Record extracts >>
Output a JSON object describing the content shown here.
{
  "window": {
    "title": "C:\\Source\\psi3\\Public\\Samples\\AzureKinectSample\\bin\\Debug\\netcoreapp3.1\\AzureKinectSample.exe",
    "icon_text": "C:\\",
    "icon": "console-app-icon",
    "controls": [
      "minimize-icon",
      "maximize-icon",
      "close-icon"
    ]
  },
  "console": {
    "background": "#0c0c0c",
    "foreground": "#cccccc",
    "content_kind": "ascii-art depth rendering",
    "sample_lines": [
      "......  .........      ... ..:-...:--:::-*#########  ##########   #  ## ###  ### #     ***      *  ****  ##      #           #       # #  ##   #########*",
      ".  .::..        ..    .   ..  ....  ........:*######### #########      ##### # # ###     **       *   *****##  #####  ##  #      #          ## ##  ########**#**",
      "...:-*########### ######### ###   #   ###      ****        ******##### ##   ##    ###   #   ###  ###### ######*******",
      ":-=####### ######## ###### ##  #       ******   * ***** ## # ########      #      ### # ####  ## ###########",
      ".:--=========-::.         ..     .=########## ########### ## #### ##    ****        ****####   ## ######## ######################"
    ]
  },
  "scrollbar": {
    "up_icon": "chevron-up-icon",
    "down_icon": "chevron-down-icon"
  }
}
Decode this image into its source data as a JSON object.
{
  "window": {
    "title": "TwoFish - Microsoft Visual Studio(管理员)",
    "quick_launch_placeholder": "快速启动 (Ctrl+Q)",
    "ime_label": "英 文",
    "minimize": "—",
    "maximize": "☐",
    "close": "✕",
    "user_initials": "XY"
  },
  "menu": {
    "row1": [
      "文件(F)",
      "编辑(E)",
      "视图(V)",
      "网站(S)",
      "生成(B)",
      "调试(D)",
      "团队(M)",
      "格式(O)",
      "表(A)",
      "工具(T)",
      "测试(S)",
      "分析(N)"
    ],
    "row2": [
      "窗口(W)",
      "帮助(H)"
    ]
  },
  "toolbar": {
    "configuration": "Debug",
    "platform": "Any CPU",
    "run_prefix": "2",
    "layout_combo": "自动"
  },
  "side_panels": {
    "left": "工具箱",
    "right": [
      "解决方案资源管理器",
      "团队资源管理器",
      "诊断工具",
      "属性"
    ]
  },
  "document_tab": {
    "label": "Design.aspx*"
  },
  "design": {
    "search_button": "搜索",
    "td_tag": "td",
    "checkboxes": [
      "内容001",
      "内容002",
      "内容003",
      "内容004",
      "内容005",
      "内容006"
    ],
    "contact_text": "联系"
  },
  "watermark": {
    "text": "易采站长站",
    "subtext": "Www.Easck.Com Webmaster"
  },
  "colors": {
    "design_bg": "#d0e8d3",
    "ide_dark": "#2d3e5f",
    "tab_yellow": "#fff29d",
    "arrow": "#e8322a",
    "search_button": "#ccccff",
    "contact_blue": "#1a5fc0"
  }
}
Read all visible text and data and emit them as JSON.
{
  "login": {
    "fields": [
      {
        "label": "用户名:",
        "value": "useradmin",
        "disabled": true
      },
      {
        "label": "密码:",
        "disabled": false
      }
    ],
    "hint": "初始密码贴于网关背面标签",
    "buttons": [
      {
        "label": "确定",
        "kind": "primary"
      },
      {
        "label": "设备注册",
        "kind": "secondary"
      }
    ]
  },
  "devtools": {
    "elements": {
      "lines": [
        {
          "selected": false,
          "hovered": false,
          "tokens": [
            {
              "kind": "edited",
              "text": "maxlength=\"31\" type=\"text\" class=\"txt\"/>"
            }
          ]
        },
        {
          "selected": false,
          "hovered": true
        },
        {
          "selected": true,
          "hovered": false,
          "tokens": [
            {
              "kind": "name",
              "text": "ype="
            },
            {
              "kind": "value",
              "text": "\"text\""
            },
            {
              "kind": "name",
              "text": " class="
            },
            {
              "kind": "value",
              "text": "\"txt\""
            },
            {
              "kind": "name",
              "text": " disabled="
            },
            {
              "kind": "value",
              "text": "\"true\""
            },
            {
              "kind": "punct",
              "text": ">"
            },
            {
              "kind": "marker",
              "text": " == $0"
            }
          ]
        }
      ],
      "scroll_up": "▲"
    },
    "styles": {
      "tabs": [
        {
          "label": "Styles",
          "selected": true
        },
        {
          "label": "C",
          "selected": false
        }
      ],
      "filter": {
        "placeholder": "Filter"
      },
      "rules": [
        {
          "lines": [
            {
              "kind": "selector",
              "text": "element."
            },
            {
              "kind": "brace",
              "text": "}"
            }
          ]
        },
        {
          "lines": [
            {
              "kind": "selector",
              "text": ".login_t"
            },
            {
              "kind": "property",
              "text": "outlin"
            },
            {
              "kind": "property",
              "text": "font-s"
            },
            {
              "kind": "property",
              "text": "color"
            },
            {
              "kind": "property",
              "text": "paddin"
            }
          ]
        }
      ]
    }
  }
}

Requirements >> Some lines of the records may hold the word "chevron". How many do? Answer with a number and nothing else.

Answer to the exercise >> 2